--- start ---
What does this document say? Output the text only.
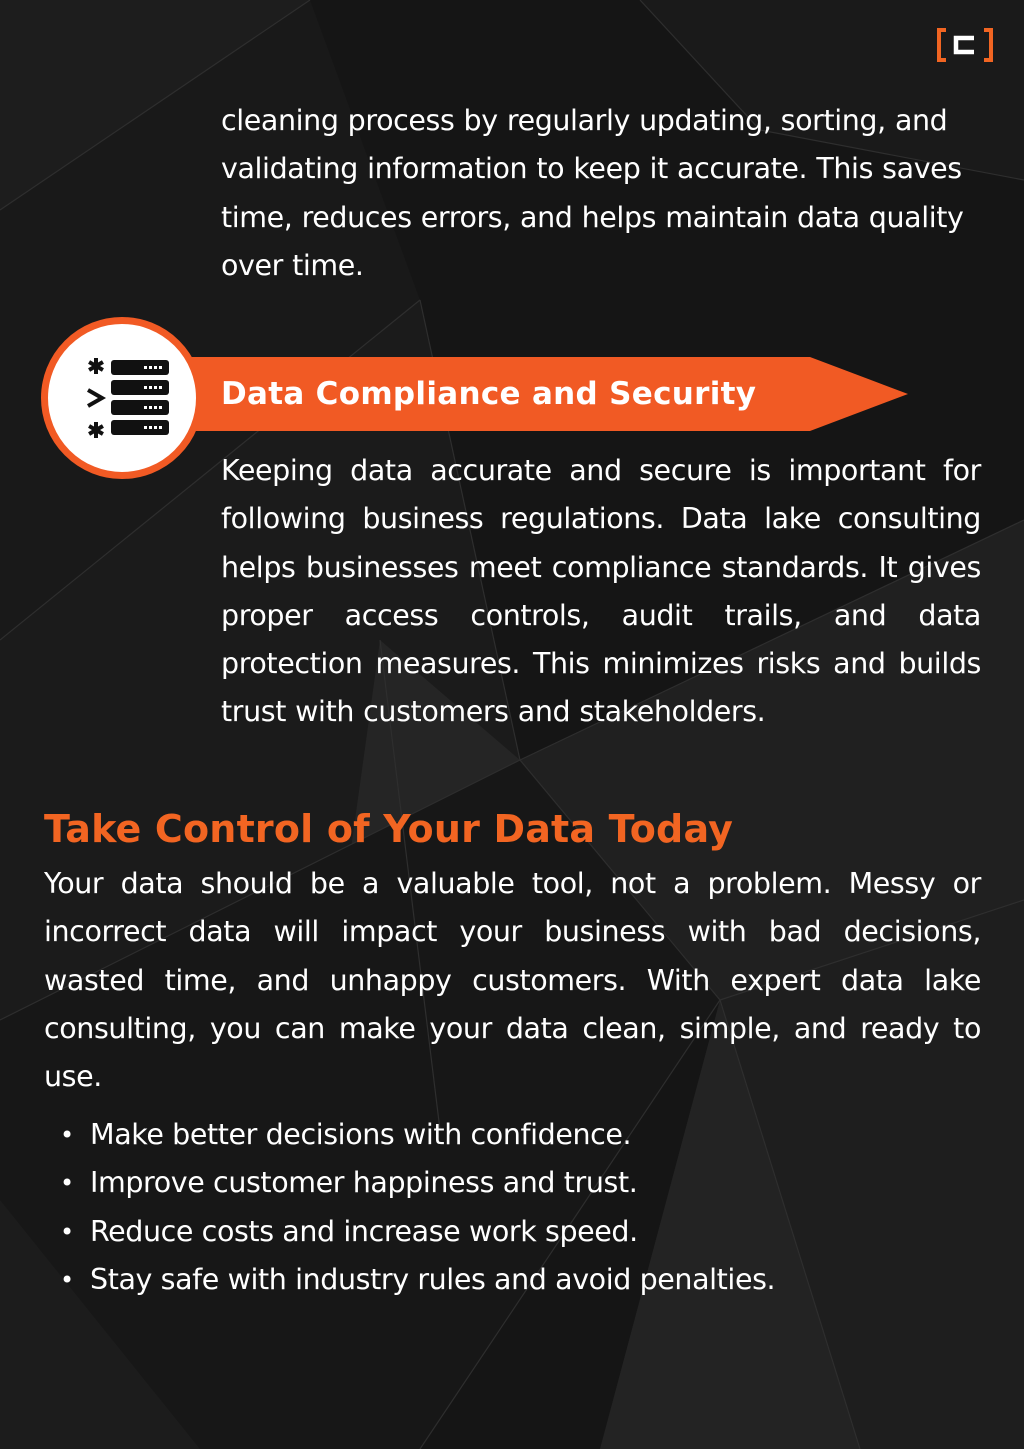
cleaning process by regularly updating, sorting, and validating information to keep it accurate. This saves time, reduces errors, and helps maintain data quality over time.

Data Compliance and Security

Keeping data accurate and secure is important for following business regulations. Data lake consulting helps businesses meet compliance standards. It gives proper access controls, audit trails, and data protection measures. This minimizes risks and builds trust with customers and stakeholders.

Take Control of Your Data Today

Your data should be a valuable tool, not a problem. Messy or incorrect data will impact your business with bad decisions, wasted time, and unhappy customers. With expert data lake consulting, you can make your data clean, simple, and ready to use.

• Make better decisions with confidence.
• Improve customer happiness and trust.
• Reduce costs and increase work speed.
• Stay safe with industry rules and avoid penalties.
--- end ---
> To do
Using the data above, print every line exactly, omitting pictures.

> Exercise answer
What does this document say? Output the text only.
cleaning process by regularly updating, sorting, and validating information to keep it accurate. This saves time, reduces errors, and helps maintain data quality over time.

Data Compliance and Security

Keeping data accurate and secure is important for following business regulations. Data lake consulting helps businesses meet compliance standards. It gives proper access controls, audit trails, and data protection measures. This minimizes risks and builds trust with customers and stakeholders.

Take Control of Your Data Today

Your data should be a valuable tool, not a problem. Messy or incorrect data will impact your business with bad decisions, wasted time, and unhappy customers. With expert data lake consulting, you can make your data clean, simple, and ready to use.

• Make better decisions with confidence.
• Improve customer happiness and trust.
• Reduce costs and increase work speed.
• Stay safe with industry rules and avoid penalties.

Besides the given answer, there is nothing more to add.